Dataset entries
* Start *

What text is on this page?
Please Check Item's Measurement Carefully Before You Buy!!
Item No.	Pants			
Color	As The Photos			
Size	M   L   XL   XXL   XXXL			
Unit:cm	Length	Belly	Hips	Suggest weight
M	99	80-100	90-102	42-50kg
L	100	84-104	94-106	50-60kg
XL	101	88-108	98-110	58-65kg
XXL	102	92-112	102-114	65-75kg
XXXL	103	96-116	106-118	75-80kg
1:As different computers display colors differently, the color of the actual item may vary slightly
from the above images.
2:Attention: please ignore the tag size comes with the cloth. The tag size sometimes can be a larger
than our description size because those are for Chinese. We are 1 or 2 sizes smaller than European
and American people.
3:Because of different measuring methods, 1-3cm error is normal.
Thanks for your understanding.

* End *
* Start *

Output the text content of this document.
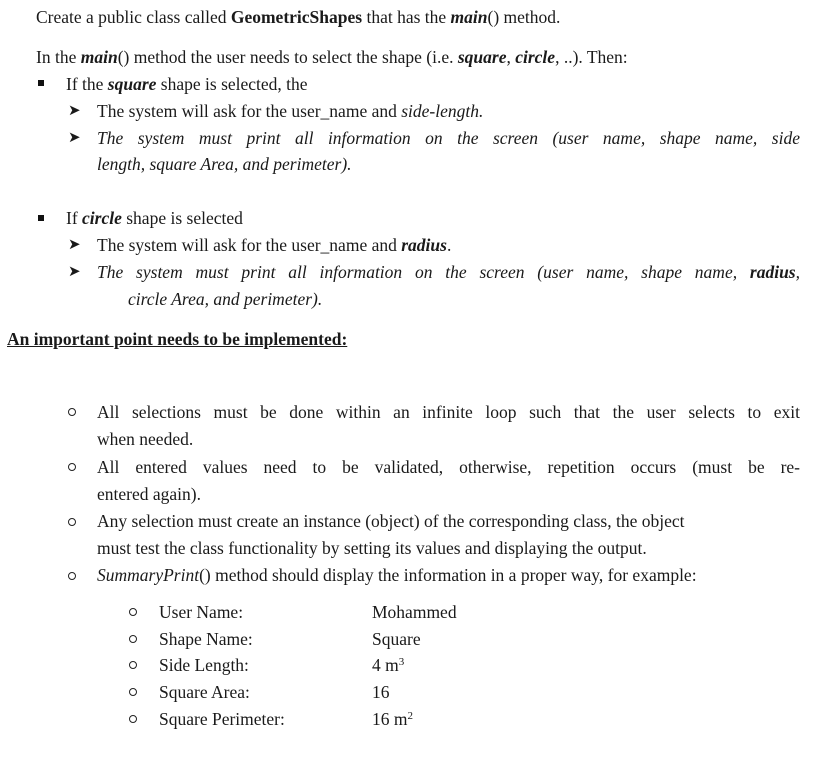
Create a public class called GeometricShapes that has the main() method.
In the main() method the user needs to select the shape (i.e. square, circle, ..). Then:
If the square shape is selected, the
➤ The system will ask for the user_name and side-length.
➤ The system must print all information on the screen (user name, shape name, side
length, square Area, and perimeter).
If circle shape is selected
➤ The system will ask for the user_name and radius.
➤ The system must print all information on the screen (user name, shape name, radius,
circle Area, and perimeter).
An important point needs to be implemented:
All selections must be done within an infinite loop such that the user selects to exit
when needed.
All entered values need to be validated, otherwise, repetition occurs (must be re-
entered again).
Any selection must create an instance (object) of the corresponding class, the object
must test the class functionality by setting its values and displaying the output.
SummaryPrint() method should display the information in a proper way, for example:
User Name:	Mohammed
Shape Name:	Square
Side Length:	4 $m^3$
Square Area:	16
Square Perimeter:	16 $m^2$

* End *
* Start *

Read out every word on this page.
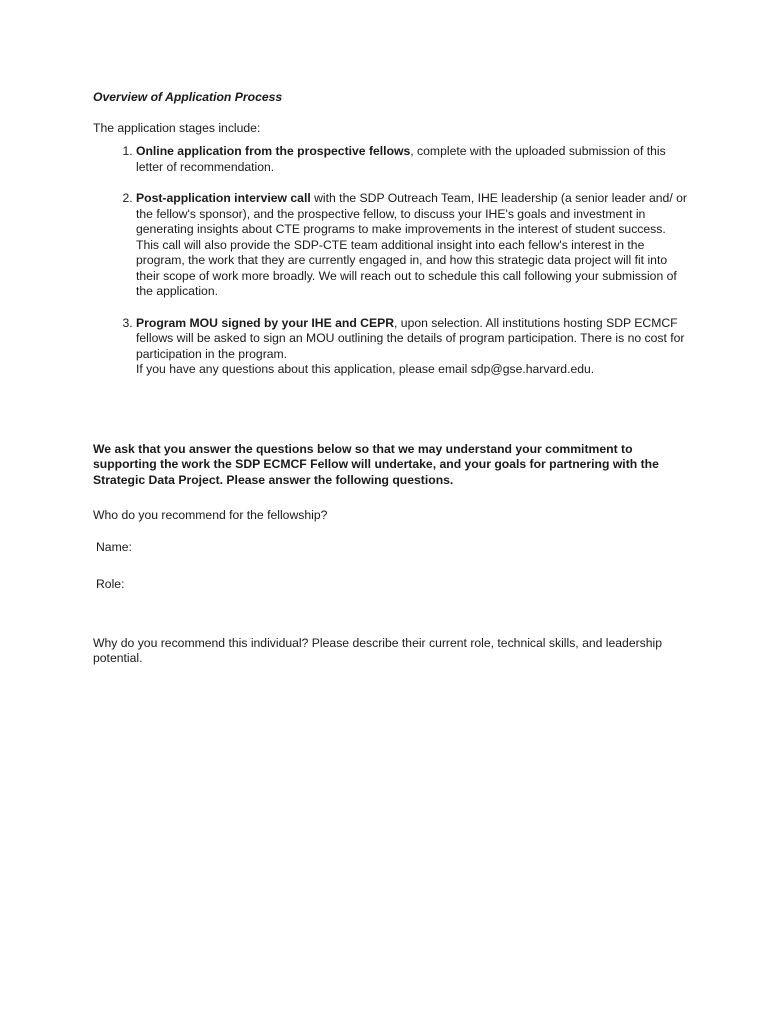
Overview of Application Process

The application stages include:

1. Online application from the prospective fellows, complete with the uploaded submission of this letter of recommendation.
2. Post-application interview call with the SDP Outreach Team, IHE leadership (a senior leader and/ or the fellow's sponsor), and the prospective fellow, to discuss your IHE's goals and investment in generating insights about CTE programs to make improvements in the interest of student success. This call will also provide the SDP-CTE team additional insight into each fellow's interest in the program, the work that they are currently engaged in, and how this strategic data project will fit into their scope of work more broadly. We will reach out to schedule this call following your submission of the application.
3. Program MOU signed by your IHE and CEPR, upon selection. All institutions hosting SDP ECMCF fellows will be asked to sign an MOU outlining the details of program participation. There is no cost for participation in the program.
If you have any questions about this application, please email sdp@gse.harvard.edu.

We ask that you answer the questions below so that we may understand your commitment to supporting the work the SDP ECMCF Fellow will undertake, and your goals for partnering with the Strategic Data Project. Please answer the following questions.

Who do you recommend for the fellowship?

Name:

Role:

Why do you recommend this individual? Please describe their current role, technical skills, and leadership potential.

* End *

:: WHAT YOU NEED TO DO ::
Copy each line from the records above that includes the string "XXXL".

:: SOLUTION ::
Size	M   L   XL   XXL   XXXL			
XXXL	103	96-116	106-118	75-80kg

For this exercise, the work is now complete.